* begin Data provided *

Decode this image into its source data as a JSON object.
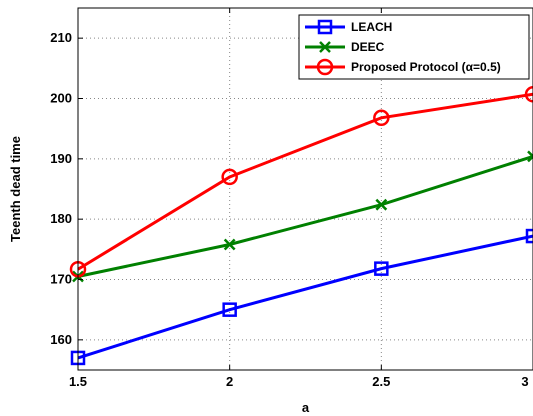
{
  "chart_data": {
    "type": "line",
    "title": "",
    "xlabel": "a",
    "ylabel": "Teenth dead time",
    "xlim": [
      1.5,
      3
    ],
    "ylim": [
      155,
      215
    ],
    "x_ticks": [
      "1.5",
      "2",
      "2.5",
      "3"
    ],
    "y_ticks": [
      "160",
      "170",
      "180",
      "190",
      "200",
      "210"
    ],
    "grid": true,
    "legend_position": "top-right",
    "x": [
      1.5,
      2,
      2.5,
      3
    ],
    "series": [
      {
        "name": "LEACH",
        "color": "#0000ff",
        "marker": "square",
        "values": [
          157,
          165,
          171.8,
          177.2
        ]
      },
      {
        "name": "DEEC",
        "color": "#008000",
        "marker": "x",
        "values": [
          170.5,
          175.8,
          182.4,
          190.4
        ]
      },
      {
        "name": "Proposed Protocol (α=0.5)",
        "color": "#ff0000",
        "marker": "circle",
        "values": [
          171.7,
          187,
          196.8,
          200.7
        ]
      }
    ]
  }
}
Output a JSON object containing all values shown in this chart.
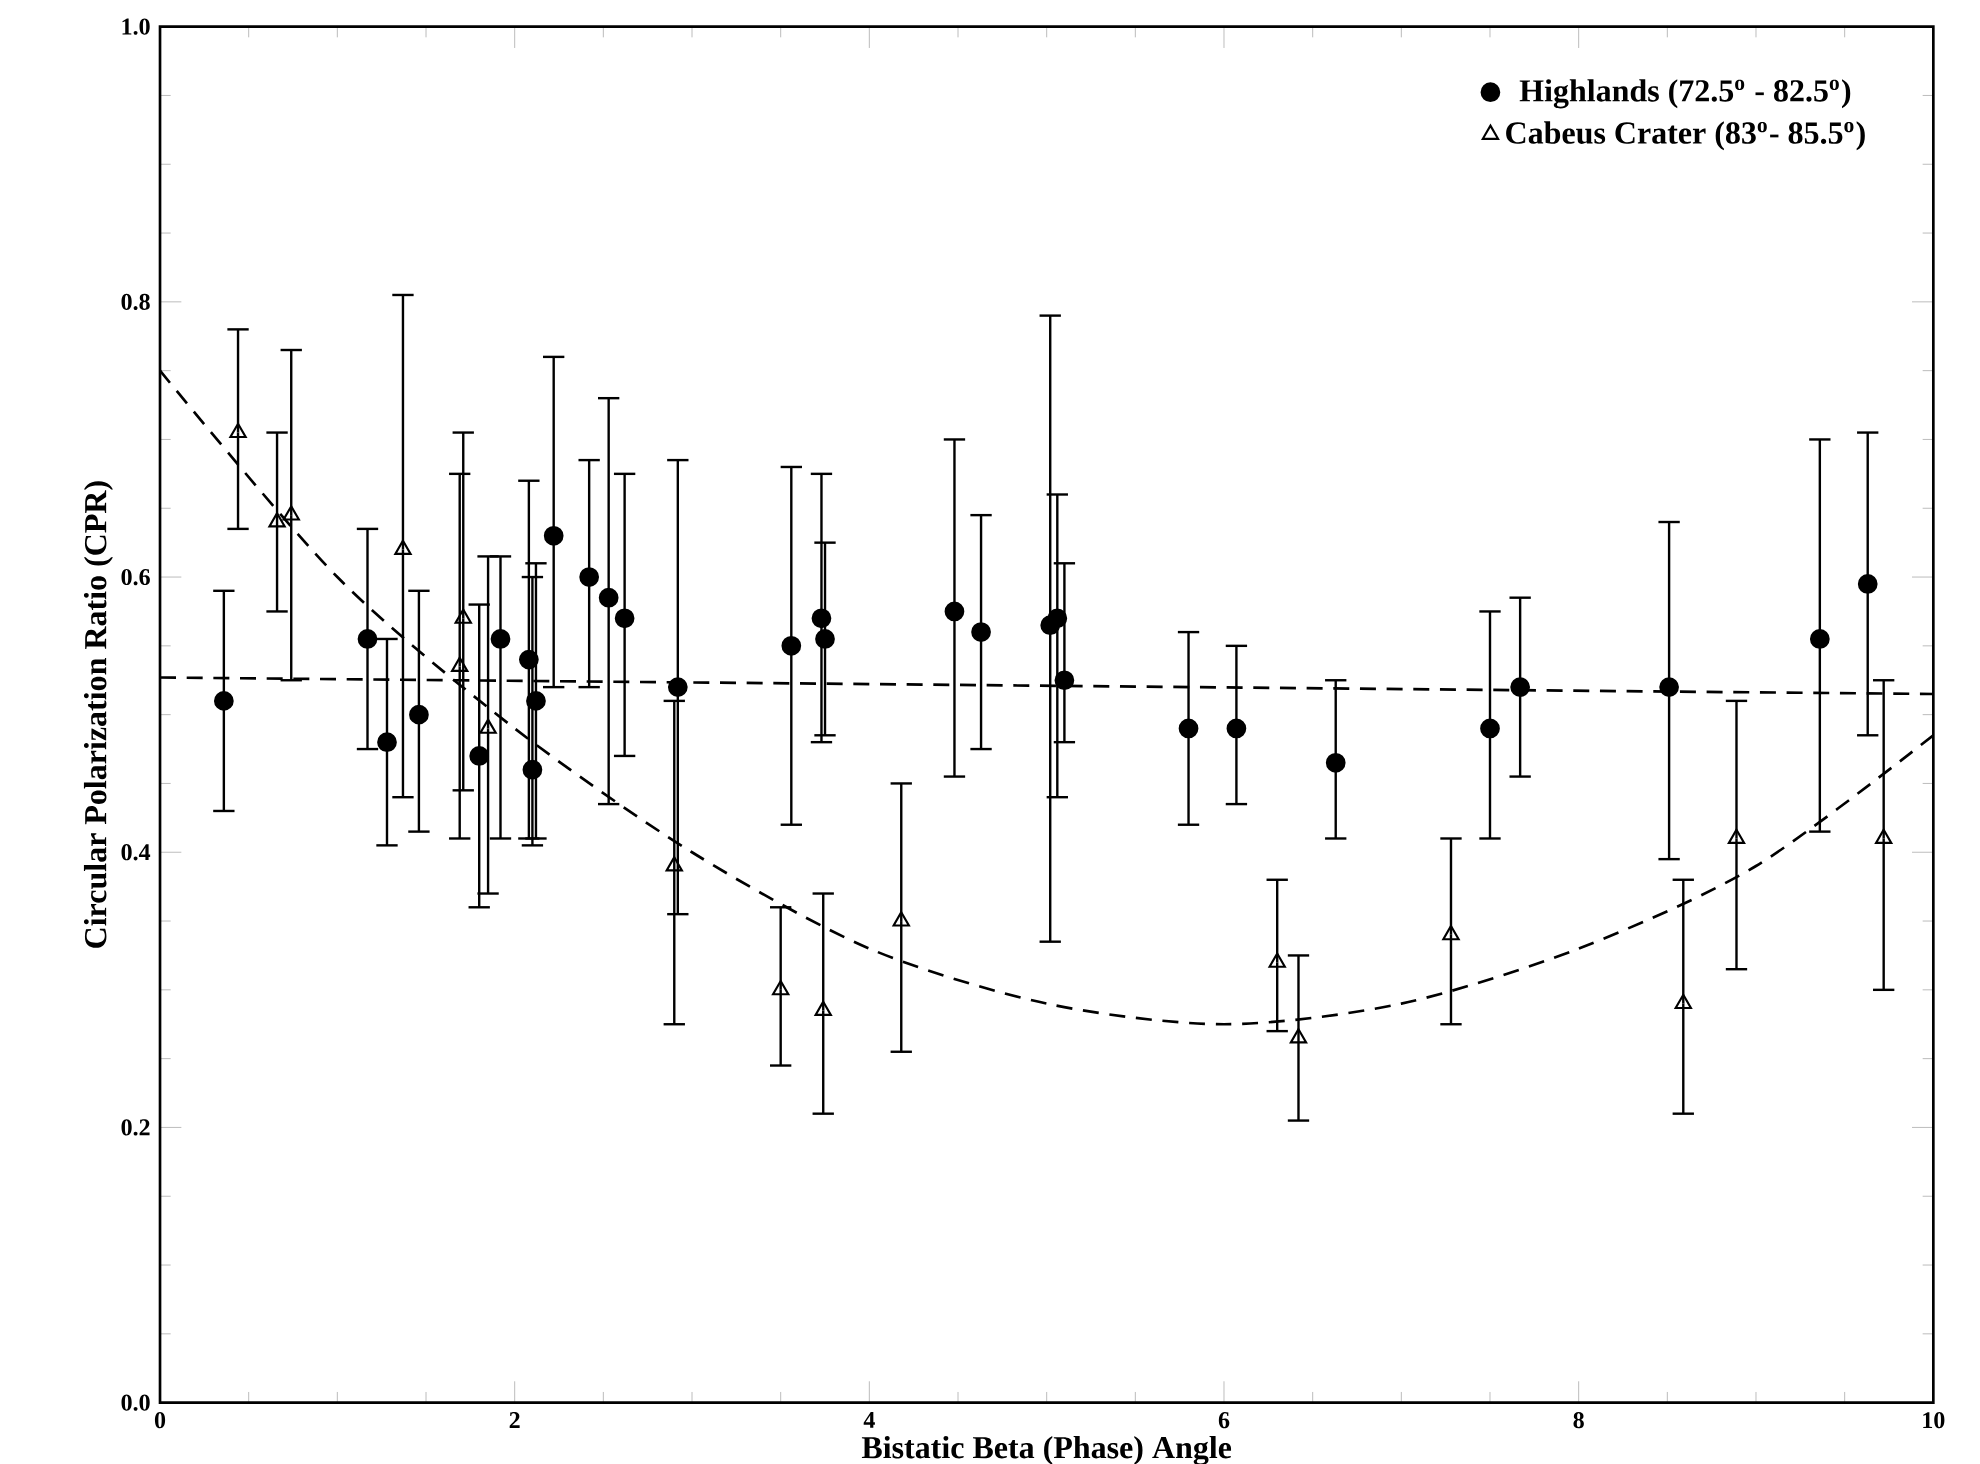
{
  "chart_data": {
    "type": "scatter",
    "xlabel": "Bistatic Beta (Phase) Angle",
    "ylabel": "Circular Polarization Ratio (CPR)",
    "xlim": [
      0,
      10
    ],
    "ylim": [
      0.0,
      1.0
    ],
    "xticks": [
      0,
      2,
      4,
      6,
      8,
      10
    ],
    "yticks": [
      {
        "value": 0,
        "label": "0.0"
      },
      0.2,
      0.4,
      0.6,
      0.8,
      {
        "value": 1,
        "label": "1.0"
      }
    ],
    "grid": false,
    "legend": "top right",
    "series": [
      {
        "name": "Highlands (72.5$^{o}$ - 82.5$^{o}$)",
        "color": "#000000",
        "marker": "circle",
        "x": [
          0.36,
          1.17,
          1.28,
          1.46,
          1.8,
          1.92,
          2.08,
          2.1,
          2.12,
          2.22,
          2.42,
          2.53,
          2.62,
          2.92,
          3.56,
          3.73,
          3.75,
          4.48,
          4.63,
          5.02,
          5.06,
          5.1,
          5.8,
          6.07,
          6.63,
          7.5,
          7.67,
          8.51,
          9.36,
          9.63
        ],
        "values": [
          0.51,
          0.555,
          0.48,
          0.5,
          0.47,
          0.555,
          0.54,
          0.46,
          0.51,
          0.63,
          0.6,
          0.585,
          0.57,
          0.52,
          0.55,
          0.57,
          0.555,
          0.575,
          0.56,
          0.565,
          0.57,
          0.525,
          0.49,
          0.49,
          0.465,
          0.49,
          0.52,
          0.52,
          0.555,
          0.595
        ],
        "errors": [
          [
            0.43,
            0.59
          ],
          [
            0.475,
            0.635
          ],
          [
            0.405,
            0.555
          ],
          [
            0.415,
            0.59
          ],
          [
            0.36,
            0.58
          ],
          [
            0.41,
            0.615
          ],
          [
            0.41,
            0.67
          ],
          [
            0.405,
            0.6
          ],
          [
            0.41,
            0.61
          ],
          [
            0.52,
            0.76
          ],
          [
            0.52,
            0.685
          ],
          [
            0.435,
            0.73
          ],
          [
            0.47,
            0.675
          ],
          [
            0.355,
            0.685
          ],
          [
            0.42,
            0.68
          ],
          [
            0.48,
            0.675
          ],
          [
            0.485,
            0.625
          ],
          [
            0.455,
            0.7
          ],
          [
            0.475,
            0.645
          ],
          [
            0.335,
            0.79
          ],
          [
            0.44,
            0.66
          ],
          [
            0.48,
            0.61
          ],
          [
            0.42,
            0.56
          ],
          [
            0.435,
            0.55
          ],
          [
            0.41,
            0.525
          ],
          [
            0.41,
            0.575
          ],
          [
            0.455,
            0.585
          ],
          [
            0.395,
            0.64
          ],
          [
            0.415,
            0.7
          ],
          [
            0.485,
            0.705
          ]
        ]
      },
      {
        "name": "Cabeus Crater (83$^{o}$- 85.5$^{o}$)",
        "color": "#000000",
        "marker": "triangle",
        "x": [
          0.44,
          0.66,
          0.74,
          1.37,
          1.69,
          1.71,
          1.85,
          2.9,
          3.5,
          3.74,
          4.18,
          6.3,
          6.42,
          7.28,
          8.59,
          8.89,
          9.72
        ],
        "values": [
          0.705,
          0.64,
          0.645,
          0.62,
          0.535,
          0.57,
          0.49,
          0.39,
          0.3,
          0.285,
          0.35,
          0.32,
          0.265,
          0.34,
          0.29,
          0.41,
          0.41
        ],
        "errors": [
          [
            0.635,
            0.78
          ],
          [
            0.575,
            0.705
          ],
          [
            0.525,
            0.765
          ],
          [
            0.44,
            0.805
          ],
          [
            0.41,
            0.675
          ],
          [
            0.445,
            0.705
          ],
          [
            0.37,
            0.615
          ],
          [
            0.275,
            0.51
          ],
          [
            0.245,
            0.36
          ],
          [
            0.21,
            0.37
          ],
          [
            0.255,
            0.45
          ],
          [
            0.27,
            0.38
          ],
          [
            0.205,
            0.325
          ],
          [
            0.275,
            0.41
          ],
          [
            0.21,
            0.38
          ],
          [
            0.315,
            0.51
          ],
          [
            0.3,
            0.525
          ]
        ]
      },
      {
        "type": "line",
        "color": "#000000",
        "line_style": "dashed",
        "marker": "none",
        "x": [
          0,
          10
        ],
        "values": [
          0.527,
          0.515
        ]
      },
      {
        "type": "line",
        "color": "#000000",
        "line_style": "dashed",
        "marker": "none",
        "x": [
          0,
          1,
          2,
          3,
          4,
          5,
          6,
          7,
          8,
          9,
          10
        ],
        "values": [
          0.75,
          0.6,
          0.49,
          0.4,
          0.33,
          0.29,
          0.275,
          0.29,
          0.33,
          0.39,
          0.485
        ]
      }
    ]
  }
}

* end Data provided *

— Written request —
Among the lines of the data, identify those with the word "right". Copy each of them.

— Answer to the problem —
    "legend_position": "top-right",
    "legend": "top right",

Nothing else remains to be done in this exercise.